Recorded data
....

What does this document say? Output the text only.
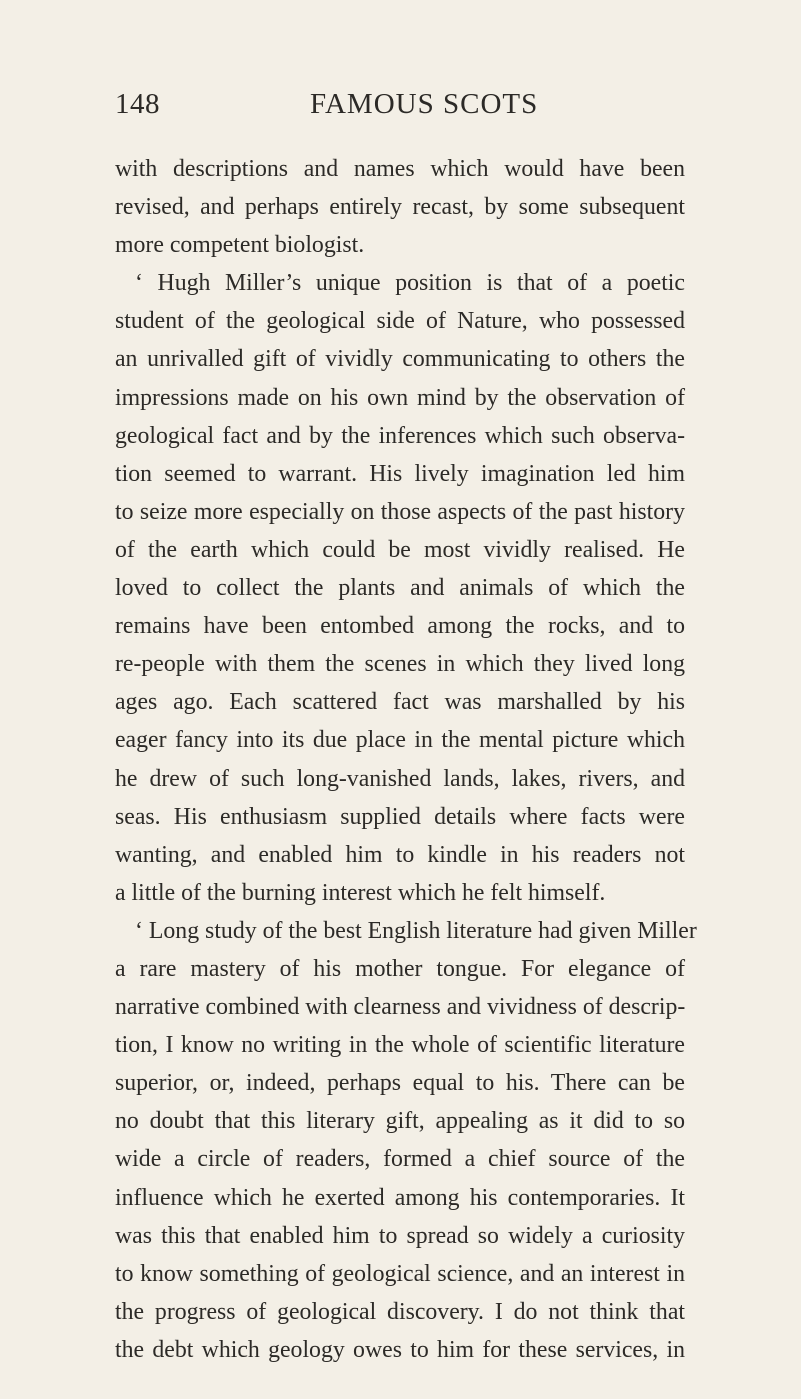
148	FAMOUS SCOTS
with descriptions and names which would have been
revised, and perhaps entirely recast, by some subsequent
more competent biologist.
‘ Hugh Miller’s unique position is that of a poetic
student of the geological side of Nature, who possessed
an unrivalled gift of vividly communicating to others the
impressions made on his own mind by the observation of
geological fact and by the inferences which such observa-
tion seemed to warrant. His lively imagination led him
to seize more especially on those aspects of the past history
of the earth which could be most vividly realised. He
loved to collect the plants and animals of which the
remains have been entombed among the rocks, and to
re-people with them the scenes in which they lived long
ages ago. Each scattered fact was marshalled by his
eager fancy into its due place in the mental picture which
he drew of such long-vanished lands, lakes, rivers, and
seas. His enthusiasm supplied details where facts were
wanting, and enabled him to kindle in his readers not
a little of the burning interest which he felt himself.
‘ Long study of the best English literature had given Miller
a rare mastery of his mother tongue. For elegance of
narrative combined with clearness and vividness of descrip-
tion, I know no writing in the whole of scientific literature
superior, or, indeed, perhaps equal to his. There can be
no doubt that this literary gift, appealing as it did to so
wide a circle of readers, formed a chief source of the
influence which he exerted among his contemporaries. It
was this that enabled him to spread so widely a curiosity
to know something of geological science, and an interest in
the progress of geological discovery. I do not think that
the debt which geology owes to him for these services, in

....

EXERCISE AIM
Filter the listing above for the string "that" and copy every matching line.

WRITTEN ANSWER
‘ Hugh Miller’s unique position is that of a poetic
no doubt that this literary gift, appealing as it did to so
was this that enabled him to spread so widely a curiosity
the progress of geological discovery. I do not think that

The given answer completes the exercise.